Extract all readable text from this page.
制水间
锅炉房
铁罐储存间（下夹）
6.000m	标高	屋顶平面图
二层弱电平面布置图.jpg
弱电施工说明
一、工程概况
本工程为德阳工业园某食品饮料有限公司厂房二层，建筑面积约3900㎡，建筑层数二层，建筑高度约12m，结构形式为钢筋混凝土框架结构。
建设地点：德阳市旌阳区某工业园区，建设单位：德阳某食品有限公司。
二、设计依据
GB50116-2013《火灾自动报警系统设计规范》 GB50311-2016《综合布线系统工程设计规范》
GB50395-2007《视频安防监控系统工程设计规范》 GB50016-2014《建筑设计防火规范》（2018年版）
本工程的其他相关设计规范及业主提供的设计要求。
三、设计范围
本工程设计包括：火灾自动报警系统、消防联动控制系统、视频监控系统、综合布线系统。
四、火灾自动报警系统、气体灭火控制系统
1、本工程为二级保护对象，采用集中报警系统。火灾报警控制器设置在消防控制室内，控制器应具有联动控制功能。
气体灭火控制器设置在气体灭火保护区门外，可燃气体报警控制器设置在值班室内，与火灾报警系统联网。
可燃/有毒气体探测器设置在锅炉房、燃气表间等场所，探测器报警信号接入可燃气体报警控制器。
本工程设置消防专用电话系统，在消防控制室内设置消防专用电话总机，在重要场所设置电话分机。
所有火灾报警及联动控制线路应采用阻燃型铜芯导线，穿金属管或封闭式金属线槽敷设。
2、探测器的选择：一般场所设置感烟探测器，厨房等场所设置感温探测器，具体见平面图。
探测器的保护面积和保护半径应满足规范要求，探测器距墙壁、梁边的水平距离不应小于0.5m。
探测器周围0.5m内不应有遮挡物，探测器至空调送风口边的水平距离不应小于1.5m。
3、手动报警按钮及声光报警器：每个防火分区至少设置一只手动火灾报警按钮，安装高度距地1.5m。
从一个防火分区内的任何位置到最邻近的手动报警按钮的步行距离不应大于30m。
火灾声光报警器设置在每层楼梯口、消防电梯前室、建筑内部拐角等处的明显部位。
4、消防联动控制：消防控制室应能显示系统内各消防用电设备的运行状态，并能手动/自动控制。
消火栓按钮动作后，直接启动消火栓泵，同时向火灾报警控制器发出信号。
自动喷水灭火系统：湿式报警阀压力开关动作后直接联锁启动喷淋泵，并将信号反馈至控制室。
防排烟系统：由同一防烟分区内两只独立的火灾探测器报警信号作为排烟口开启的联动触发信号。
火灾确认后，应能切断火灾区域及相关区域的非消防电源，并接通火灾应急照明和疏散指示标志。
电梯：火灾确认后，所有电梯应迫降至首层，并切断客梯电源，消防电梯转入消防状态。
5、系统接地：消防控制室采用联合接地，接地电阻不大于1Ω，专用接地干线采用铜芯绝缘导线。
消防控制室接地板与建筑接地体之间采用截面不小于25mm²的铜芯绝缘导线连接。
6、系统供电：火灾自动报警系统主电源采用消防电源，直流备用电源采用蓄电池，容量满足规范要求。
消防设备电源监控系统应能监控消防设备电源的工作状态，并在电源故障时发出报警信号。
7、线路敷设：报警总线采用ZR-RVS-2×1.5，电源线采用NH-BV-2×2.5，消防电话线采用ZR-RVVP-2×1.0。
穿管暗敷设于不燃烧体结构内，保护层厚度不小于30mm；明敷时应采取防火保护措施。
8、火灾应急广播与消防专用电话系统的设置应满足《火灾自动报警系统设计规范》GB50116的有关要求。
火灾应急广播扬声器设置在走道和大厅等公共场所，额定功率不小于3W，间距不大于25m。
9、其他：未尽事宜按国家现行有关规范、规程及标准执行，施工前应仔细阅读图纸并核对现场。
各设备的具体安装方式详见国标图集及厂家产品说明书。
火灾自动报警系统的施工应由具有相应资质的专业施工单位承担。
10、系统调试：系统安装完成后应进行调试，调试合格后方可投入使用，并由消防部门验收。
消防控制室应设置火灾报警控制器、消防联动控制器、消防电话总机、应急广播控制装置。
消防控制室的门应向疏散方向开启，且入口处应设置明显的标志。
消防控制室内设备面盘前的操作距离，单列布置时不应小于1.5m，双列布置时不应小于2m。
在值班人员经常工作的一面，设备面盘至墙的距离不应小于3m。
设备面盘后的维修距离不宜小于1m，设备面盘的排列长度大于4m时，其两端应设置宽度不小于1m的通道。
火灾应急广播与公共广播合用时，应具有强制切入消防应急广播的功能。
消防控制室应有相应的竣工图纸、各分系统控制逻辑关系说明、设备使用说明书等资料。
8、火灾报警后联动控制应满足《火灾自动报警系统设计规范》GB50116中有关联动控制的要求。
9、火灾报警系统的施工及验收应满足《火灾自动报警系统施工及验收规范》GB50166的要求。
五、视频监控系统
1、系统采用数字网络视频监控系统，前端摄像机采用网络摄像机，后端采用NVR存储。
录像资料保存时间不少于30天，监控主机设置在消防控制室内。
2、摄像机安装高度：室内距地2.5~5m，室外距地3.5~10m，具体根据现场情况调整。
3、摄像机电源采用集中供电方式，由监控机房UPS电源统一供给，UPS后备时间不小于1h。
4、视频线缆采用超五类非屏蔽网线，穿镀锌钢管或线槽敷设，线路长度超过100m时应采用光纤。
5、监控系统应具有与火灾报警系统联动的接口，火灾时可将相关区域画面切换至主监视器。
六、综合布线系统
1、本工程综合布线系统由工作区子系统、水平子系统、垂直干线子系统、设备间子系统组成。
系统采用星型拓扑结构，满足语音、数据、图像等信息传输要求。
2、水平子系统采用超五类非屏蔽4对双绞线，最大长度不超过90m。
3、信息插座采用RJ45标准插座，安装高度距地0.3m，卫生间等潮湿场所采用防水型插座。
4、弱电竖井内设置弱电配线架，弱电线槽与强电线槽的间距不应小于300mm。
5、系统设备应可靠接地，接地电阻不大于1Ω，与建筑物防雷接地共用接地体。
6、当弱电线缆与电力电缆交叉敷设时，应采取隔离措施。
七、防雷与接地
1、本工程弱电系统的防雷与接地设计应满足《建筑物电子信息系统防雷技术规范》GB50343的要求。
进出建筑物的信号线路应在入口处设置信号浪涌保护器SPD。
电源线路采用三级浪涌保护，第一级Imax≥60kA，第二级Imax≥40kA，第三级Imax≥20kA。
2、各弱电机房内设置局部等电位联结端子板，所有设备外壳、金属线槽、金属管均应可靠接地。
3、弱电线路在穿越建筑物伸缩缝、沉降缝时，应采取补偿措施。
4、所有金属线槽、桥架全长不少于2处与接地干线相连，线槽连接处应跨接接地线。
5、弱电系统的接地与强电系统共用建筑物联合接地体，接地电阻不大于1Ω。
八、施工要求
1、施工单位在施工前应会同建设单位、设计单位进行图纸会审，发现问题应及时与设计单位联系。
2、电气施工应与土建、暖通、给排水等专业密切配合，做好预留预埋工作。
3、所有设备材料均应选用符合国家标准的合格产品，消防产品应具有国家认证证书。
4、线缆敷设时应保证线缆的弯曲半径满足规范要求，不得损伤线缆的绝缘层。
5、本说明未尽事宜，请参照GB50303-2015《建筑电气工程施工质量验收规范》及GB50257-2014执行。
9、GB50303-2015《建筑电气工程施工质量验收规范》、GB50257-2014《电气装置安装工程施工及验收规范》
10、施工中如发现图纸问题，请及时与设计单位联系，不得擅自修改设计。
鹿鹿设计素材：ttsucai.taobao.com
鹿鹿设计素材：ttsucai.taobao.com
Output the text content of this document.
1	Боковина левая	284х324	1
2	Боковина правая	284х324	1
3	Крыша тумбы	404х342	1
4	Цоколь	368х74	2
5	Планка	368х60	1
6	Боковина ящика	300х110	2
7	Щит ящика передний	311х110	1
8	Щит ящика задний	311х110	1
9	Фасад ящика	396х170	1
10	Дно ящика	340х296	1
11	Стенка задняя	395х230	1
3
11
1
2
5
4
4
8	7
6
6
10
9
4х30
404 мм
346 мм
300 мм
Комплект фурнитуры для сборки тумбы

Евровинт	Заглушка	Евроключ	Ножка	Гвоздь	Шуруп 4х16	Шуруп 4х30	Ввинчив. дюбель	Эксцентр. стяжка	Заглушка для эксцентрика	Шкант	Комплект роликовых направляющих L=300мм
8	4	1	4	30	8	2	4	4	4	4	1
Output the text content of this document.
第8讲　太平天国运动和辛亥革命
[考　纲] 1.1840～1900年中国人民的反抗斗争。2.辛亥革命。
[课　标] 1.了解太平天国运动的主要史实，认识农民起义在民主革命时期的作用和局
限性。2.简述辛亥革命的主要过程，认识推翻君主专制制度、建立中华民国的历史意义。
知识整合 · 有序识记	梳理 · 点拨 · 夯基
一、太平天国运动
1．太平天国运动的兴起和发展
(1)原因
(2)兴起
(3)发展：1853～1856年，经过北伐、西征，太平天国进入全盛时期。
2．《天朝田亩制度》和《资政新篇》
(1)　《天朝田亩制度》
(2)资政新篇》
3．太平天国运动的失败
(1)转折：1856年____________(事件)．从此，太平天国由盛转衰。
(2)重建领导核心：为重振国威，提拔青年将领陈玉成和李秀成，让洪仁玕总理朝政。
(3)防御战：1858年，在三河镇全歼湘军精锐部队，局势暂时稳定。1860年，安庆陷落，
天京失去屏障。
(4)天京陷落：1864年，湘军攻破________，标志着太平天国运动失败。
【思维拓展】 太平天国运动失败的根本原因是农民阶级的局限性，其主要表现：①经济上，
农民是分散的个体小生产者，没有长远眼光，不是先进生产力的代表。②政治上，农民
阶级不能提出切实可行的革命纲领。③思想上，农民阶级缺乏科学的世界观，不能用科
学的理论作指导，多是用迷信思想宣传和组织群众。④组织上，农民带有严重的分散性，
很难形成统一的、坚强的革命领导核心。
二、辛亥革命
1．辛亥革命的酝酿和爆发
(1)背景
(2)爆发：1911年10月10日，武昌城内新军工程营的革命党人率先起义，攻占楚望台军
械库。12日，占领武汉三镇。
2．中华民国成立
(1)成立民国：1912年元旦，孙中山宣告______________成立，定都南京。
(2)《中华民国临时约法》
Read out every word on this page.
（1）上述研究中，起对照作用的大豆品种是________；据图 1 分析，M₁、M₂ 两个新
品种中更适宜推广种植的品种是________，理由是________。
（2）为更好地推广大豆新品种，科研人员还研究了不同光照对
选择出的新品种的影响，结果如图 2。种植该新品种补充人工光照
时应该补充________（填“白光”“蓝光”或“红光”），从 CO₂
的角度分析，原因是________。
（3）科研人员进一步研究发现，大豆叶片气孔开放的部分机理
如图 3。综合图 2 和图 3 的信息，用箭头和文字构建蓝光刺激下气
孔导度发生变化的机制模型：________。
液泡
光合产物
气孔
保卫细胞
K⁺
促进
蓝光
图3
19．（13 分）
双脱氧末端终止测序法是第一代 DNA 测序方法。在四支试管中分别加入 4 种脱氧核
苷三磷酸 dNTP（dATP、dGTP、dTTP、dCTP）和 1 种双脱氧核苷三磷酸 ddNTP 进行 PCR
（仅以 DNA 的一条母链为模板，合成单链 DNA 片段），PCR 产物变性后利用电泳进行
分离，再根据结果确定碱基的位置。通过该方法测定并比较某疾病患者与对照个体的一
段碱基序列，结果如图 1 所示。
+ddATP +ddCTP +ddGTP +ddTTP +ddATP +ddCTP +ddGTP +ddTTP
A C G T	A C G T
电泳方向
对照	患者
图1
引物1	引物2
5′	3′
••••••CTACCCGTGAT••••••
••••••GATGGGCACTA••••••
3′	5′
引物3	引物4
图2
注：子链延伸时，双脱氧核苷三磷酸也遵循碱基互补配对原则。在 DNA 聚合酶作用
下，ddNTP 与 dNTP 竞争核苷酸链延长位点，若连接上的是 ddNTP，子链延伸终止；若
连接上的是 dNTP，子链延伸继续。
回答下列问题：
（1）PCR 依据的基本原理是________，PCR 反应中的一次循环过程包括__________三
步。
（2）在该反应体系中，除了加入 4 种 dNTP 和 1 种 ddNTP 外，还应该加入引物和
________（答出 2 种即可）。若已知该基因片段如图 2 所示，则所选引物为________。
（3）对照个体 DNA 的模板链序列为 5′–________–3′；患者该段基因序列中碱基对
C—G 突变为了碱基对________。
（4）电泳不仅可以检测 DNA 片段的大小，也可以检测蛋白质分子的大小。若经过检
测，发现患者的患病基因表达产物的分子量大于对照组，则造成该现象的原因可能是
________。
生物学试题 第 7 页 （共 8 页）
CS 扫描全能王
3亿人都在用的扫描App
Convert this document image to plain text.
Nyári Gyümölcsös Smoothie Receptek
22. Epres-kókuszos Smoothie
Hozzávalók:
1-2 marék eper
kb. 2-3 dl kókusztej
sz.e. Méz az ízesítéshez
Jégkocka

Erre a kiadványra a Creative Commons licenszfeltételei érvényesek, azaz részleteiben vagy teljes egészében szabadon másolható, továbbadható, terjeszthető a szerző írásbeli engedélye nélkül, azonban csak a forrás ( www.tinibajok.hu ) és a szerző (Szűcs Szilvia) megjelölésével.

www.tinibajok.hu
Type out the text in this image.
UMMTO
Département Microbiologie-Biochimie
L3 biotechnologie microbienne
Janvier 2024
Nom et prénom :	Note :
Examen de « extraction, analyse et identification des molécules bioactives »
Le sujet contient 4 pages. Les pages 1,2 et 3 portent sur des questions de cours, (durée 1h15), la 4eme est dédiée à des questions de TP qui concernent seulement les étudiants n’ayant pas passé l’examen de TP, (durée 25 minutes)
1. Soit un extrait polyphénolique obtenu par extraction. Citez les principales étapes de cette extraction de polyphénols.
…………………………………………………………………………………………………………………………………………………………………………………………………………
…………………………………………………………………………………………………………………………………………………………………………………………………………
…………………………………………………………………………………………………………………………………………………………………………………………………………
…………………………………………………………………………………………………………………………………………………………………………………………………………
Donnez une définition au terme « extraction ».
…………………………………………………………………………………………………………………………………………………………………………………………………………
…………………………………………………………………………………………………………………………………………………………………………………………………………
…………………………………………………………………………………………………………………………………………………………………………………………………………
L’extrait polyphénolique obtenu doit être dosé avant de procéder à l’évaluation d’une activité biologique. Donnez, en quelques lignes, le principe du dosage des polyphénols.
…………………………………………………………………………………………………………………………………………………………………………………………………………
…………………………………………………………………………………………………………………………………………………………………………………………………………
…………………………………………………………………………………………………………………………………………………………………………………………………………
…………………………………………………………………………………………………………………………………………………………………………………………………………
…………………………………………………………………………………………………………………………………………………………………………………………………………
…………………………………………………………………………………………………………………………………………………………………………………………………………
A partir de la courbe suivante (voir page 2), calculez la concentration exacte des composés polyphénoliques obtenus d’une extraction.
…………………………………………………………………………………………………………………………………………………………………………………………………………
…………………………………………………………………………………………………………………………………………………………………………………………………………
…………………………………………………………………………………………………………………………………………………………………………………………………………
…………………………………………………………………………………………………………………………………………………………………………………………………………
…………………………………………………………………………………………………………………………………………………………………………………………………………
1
○ ○ ○
Look through the records above and report how many lines hold the word "тумбы", giving only the number.

2